Stored data
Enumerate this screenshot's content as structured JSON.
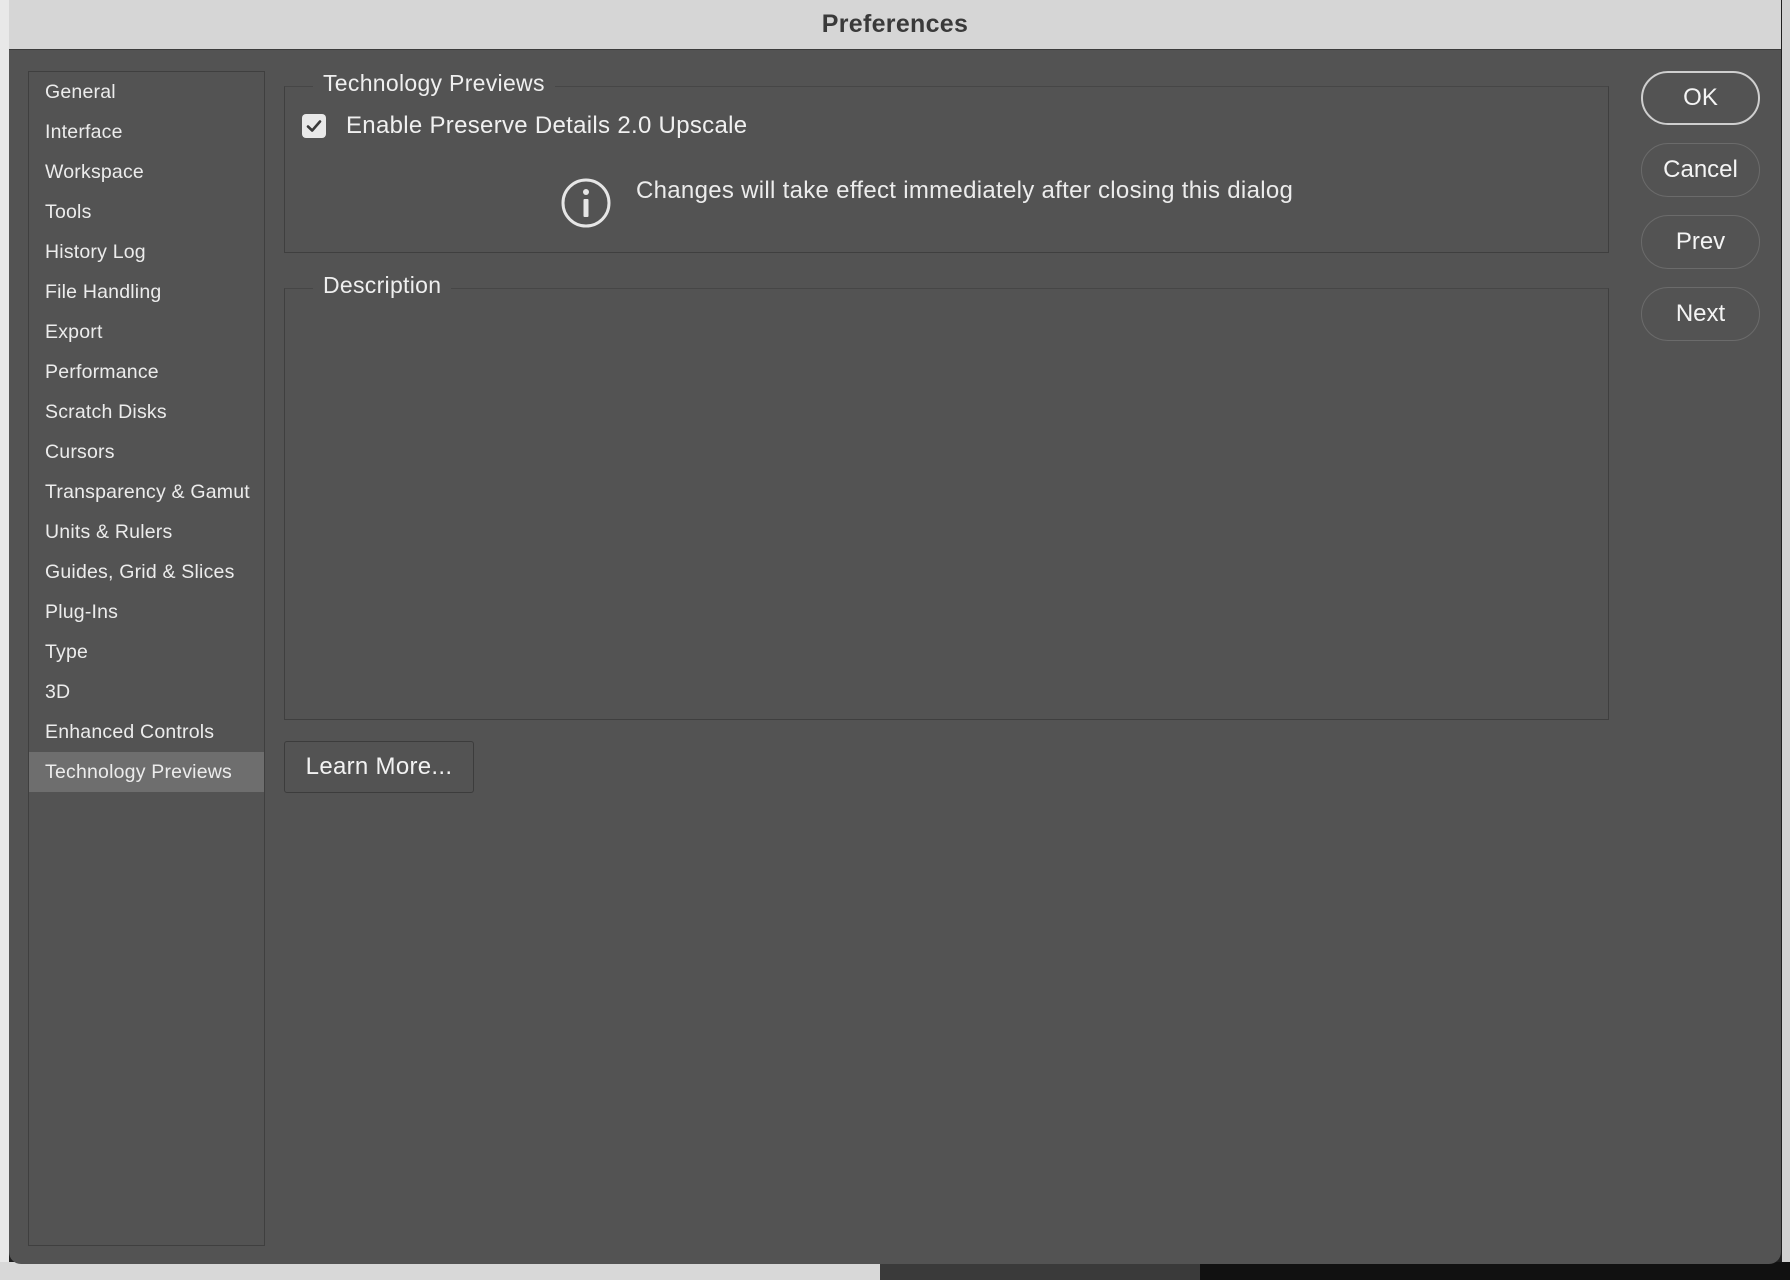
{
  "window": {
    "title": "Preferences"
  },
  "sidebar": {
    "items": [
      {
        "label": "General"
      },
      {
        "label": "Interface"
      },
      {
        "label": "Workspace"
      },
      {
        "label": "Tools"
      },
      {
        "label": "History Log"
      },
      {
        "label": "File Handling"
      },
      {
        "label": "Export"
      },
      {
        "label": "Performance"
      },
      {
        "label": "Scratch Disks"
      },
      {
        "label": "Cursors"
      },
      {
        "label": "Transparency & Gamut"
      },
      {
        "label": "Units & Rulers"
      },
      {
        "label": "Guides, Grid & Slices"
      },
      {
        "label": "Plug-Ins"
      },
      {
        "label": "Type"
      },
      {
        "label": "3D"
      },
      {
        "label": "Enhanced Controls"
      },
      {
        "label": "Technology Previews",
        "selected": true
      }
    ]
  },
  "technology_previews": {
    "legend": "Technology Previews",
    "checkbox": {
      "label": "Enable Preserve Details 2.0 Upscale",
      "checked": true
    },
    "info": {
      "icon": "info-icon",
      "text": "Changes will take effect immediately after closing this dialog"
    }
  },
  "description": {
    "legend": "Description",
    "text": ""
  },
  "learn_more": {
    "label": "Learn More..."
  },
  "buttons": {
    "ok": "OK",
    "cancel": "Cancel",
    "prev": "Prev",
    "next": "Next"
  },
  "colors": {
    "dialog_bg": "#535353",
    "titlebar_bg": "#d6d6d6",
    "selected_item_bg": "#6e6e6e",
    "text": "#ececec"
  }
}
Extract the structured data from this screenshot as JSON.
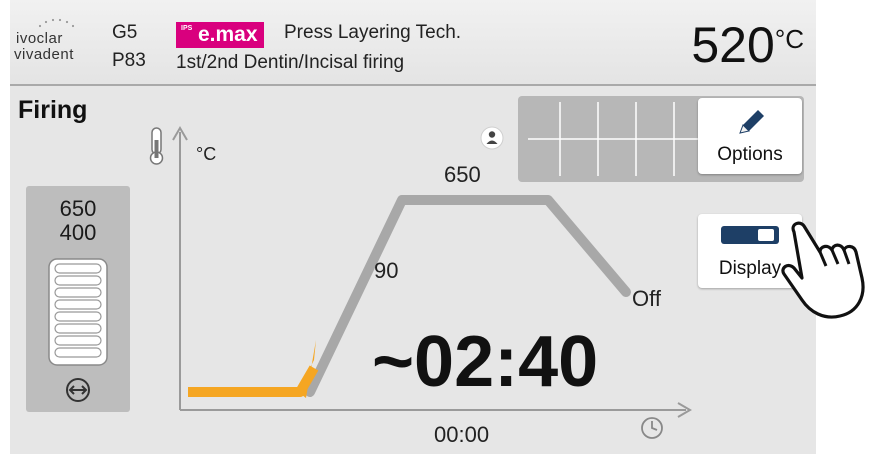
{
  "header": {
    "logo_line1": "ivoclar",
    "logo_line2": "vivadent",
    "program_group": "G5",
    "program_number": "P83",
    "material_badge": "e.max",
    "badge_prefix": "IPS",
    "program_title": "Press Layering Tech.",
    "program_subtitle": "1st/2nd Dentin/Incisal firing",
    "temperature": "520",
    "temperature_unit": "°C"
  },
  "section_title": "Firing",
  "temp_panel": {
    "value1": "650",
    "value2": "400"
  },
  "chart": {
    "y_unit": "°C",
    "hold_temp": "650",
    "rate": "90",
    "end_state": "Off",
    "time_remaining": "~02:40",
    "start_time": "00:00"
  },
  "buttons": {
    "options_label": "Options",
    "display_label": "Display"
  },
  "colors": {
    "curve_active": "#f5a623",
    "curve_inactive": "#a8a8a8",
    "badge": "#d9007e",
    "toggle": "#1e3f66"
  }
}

# Exercise instructions:
Copy out every line in the listing where the word "this" appears.

# Answer to the exercise:
Enumerate this screenshot's content as structured JSON.
      "text": "Changes will take effect immediately after closing this dialog"
Extract the structured data from this screenshot as JSON.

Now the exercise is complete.